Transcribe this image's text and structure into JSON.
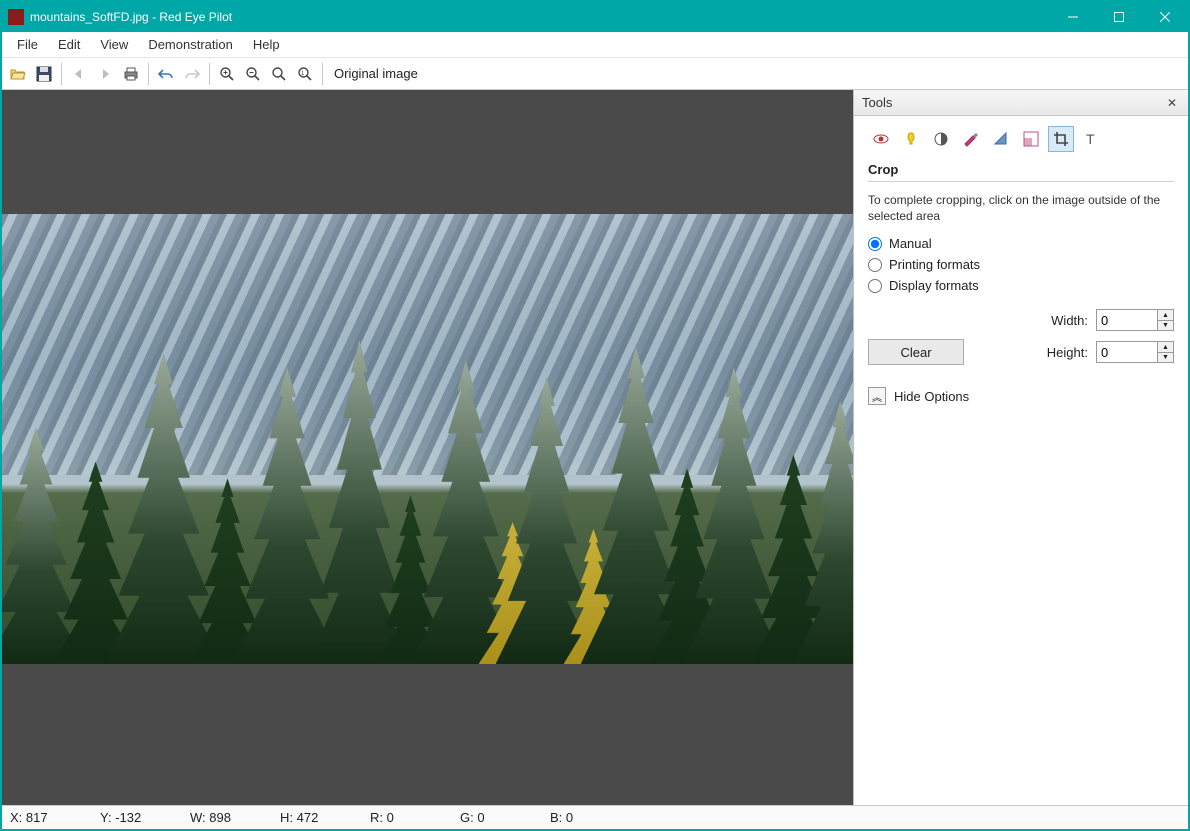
{
  "titlebar": {
    "title": "mountains_SoftFD.jpg - Red Eye Pilot"
  },
  "menu": {
    "file": "File",
    "edit": "Edit",
    "view": "View",
    "demonstration": "Demonstration",
    "help": "Help"
  },
  "toolbar": {
    "label": "Original image"
  },
  "tools": {
    "panel_title": "Tools",
    "section_title": "Crop",
    "description": "To complete cropping, click on the image outside of the selected area",
    "radio_manual": "Manual",
    "radio_printing": "Printing formats",
    "radio_display": "Display formats",
    "width_label": "Width:",
    "height_label": "Height:",
    "width_value": "0",
    "height_value": "0",
    "clear_btn": "Clear",
    "hide_options": "Hide Options"
  },
  "status": {
    "x_label": "X:",
    "x_val": "817",
    "y_label": "Y:",
    "y_val": "-132",
    "w_label": "W:",
    "w_val": "898",
    "h_label": "H:",
    "h_val": "472",
    "r_label": "R:",
    "r_val": "0",
    "g_label": "G:",
    "g_val": "0",
    "b_label": "B:",
    "b_val": "0"
  }
}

============

Requirements
Go through the material above and print all of it exactly, except the pictures.

Output for this exercise
Transcribe this image's text and structure into JSON.
{
  "titlebar": {
    "title": "mountains_SoftFD.jpg - Red Eye Pilot"
  },
  "menu": {
    "file": "File",
    "edit": "Edit",
    "view": "View",
    "demonstration": "Demonstration",
    "help": "Help"
  },
  "toolbar": {
    "label": "Original image"
  },
  "tools": {
    "panel_title": "Tools",
    "section_title": "Crop",
    "description": "To complete cropping, click on the image outside of the selected area",
    "radio_manual": "Manual",
    "radio_printing": "Printing formats",
    "radio_display": "Display formats",
    "width_label": "Width:",
    "height_label": "Height:",
    "width_value": "0",
    "height_value": "0",
    "clear_btn": "Clear",
    "hide_options": "Hide Options"
  },
  "status": {
    "x_label": "X:",
    "x_val": "817",
    "y_label": "Y:",
    "y_val": "-132",
    "w_label": "W:",
    "w_val": "898",
    "h_label": "H:",
    "h_val": "472",
    "r_label": "R:",
    "r_val": "0",
    "g_label": "G:",
    "g_val": "0",
    "b_label": "B:",
    "b_val": "0"
  }
}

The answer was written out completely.